■ **Excerpts from a figure dataset**
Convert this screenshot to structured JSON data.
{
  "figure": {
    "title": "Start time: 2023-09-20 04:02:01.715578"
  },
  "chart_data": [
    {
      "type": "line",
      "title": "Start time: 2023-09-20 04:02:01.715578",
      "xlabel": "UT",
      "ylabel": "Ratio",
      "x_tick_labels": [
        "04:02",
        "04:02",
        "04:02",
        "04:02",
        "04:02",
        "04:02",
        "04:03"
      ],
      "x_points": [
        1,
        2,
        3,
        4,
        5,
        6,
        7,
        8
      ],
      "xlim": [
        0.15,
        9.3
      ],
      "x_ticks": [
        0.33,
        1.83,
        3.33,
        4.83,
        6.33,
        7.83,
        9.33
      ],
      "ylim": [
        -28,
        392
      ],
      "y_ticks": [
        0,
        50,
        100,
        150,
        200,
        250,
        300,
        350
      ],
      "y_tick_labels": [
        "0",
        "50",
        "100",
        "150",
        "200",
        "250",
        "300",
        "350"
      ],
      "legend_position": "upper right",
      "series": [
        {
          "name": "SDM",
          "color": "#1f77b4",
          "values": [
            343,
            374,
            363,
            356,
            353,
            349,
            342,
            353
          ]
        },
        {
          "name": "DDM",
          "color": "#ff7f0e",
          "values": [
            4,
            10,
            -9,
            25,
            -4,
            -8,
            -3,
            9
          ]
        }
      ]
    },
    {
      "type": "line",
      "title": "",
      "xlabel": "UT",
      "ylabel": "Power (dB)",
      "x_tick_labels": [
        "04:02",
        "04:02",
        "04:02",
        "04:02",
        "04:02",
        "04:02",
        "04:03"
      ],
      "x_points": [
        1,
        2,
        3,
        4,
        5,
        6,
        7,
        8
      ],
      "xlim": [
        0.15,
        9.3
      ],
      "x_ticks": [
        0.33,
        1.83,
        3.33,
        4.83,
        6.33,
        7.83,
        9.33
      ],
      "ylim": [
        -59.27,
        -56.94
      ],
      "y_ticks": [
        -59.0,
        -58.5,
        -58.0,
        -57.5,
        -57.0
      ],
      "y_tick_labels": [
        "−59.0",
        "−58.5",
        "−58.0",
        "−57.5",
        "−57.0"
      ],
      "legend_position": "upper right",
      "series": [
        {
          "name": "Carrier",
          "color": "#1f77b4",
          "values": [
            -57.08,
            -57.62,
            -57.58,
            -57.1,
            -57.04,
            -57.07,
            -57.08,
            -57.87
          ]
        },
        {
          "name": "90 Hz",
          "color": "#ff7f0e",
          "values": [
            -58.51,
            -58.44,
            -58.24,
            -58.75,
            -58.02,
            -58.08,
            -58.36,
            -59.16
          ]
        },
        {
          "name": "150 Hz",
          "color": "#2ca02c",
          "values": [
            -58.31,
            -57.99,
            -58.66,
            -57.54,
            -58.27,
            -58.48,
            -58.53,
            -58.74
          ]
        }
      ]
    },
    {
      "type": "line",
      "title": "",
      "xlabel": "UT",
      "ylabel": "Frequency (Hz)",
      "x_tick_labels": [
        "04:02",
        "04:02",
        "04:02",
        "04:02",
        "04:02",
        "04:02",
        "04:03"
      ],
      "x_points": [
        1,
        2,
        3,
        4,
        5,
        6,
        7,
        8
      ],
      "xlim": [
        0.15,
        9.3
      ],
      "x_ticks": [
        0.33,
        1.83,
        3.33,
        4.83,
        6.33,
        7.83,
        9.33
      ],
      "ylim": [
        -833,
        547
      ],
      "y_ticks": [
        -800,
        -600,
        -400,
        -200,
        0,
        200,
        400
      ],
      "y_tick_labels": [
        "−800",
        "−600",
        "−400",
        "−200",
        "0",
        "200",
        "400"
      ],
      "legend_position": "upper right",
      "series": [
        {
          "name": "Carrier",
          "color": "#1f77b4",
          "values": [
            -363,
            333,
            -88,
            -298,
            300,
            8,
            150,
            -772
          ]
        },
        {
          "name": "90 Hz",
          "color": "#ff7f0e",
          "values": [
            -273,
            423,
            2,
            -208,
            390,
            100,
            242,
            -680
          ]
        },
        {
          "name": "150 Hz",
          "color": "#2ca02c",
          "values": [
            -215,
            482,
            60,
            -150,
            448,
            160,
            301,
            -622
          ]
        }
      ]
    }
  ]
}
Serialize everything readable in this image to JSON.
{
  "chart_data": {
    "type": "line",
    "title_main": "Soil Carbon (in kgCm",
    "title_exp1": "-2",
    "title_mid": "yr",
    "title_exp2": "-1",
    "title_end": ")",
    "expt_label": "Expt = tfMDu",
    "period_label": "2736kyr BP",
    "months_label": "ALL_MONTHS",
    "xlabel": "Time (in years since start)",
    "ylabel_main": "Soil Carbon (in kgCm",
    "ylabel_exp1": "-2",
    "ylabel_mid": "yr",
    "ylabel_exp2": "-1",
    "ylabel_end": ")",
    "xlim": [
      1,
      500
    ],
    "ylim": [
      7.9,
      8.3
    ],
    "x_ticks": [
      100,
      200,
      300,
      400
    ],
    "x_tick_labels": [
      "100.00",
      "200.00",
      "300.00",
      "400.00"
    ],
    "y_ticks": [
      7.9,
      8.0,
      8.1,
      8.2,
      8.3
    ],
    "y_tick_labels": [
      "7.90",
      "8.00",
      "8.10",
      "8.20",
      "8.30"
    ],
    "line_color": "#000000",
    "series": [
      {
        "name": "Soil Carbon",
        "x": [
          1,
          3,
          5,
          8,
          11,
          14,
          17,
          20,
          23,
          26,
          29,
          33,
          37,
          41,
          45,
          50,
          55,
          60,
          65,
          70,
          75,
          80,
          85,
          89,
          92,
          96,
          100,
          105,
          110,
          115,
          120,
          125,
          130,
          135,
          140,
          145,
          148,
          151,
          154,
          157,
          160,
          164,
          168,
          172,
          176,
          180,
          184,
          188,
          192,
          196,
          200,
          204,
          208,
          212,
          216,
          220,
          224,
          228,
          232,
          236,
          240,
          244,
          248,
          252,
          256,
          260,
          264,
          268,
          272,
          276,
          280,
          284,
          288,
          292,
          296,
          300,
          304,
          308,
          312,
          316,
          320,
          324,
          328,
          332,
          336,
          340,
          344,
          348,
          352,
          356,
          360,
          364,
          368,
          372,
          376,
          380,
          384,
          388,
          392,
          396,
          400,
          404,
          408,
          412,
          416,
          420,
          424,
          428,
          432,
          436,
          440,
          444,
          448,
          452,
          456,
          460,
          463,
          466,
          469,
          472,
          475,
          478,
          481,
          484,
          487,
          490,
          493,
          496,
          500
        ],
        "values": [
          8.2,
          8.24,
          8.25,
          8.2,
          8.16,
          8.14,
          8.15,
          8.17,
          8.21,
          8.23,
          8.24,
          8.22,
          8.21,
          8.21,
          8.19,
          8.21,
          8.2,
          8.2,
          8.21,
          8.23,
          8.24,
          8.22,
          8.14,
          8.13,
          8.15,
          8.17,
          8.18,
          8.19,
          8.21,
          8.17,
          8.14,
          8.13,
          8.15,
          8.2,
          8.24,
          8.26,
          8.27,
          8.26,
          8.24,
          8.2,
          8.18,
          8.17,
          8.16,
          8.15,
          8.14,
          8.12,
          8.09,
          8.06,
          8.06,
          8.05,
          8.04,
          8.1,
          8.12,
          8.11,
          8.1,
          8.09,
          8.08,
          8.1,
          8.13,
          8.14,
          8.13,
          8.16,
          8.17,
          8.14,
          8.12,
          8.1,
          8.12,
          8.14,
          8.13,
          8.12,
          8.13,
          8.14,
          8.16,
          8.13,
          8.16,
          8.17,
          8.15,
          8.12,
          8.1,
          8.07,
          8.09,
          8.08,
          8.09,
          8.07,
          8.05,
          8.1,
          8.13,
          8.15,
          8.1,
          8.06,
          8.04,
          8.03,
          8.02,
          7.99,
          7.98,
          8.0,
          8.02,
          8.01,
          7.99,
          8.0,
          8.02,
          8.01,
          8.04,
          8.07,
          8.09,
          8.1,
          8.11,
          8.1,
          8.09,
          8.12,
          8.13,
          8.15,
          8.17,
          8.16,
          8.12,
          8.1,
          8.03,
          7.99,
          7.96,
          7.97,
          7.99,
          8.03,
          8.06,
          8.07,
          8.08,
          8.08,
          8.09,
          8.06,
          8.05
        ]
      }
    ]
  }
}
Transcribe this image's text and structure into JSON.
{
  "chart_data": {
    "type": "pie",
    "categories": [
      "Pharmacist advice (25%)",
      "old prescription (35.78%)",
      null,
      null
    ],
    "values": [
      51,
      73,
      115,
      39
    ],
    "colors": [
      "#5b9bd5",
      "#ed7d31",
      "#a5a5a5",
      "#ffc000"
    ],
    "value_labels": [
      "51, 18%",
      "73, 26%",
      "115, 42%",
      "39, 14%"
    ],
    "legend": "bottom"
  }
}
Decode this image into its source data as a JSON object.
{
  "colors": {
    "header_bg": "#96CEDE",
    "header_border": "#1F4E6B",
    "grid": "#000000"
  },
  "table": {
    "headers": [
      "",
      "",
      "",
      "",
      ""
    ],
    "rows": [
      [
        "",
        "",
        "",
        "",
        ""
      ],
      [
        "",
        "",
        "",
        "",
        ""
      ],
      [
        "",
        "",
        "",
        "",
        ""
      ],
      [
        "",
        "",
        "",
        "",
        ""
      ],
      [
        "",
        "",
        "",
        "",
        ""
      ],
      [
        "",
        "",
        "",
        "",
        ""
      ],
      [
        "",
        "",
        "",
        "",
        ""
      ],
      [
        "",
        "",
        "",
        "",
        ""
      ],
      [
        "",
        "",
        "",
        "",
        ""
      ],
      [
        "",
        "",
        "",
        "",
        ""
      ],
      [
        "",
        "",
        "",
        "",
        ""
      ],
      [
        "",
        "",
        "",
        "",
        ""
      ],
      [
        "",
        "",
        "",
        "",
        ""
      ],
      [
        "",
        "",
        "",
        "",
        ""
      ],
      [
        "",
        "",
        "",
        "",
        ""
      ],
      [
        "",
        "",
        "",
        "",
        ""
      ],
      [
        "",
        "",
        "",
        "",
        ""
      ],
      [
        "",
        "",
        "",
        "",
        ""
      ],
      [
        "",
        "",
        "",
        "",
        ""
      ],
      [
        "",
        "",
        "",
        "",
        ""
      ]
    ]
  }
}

■ **PROBLEM STATEMENT**
Transcribe the records above exactly, but only from the line that contains "Decode this image" through their final line, inclusive.

■ **RESPONSE BELOW**
Decode this image into its source data as a JSON object.
{
  "colors": {
    "header_bg": "#96CEDE",
    "header_border": "#1F4E6B",
    "grid": "#000000"
  },
  "table": {
    "headers": [
      "",
      "",
      "",
      "",
      ""
    ],
    "rows": [
      [
        "",
        "",
        "",
        "",
        ""
      ],
      [
        "",
        "",
        "",
        "",
        ""
      ],
      [
        "",
        "",
        "",
        "",
        ""
      ],
      [
        "",
        "",
        "",
        "",
        ""
      ],
      [
        "",
        "",
        "",
        "",
        ""
      ],
      [
        "",
        "",
        "",
        "",
        ""
      ],
      [
        "",
        "",
        "",
        "",
        ""
      ],
      [
        "",
        "",
        "",
        "",
        ""
      ],
      [
        "",
        "",
        "",
        "",
        ""
      ],
      [
        "",
        "",
        "",
        "",
        ""
      ],
      [
        "",
        "",
        "",
        "",
        ""
      ],
      [
        "",
        "",
        "",
        "",
        ""
      ],
      [
        "",
        "",
        "",
        "",
        ""
      ],
      [
        "",
        "",
        "",
        "",
        ""
      ],
      [
        "",
        "",
        "",
        "",
        ""
      ],
      [
        "",
        "",
        "",
        "",
        ""
      ],
      [
        "",
        "",
        "",
        "",
        ""
      ],
      [
        "",
        "",
        "",
        "",
        ""
      ],
      [
        "",
        "",
        "",
        "",
        ""
      ],
      [
        "",
        "",
        "",
        "",
        ""
      ]
    ]
  }
}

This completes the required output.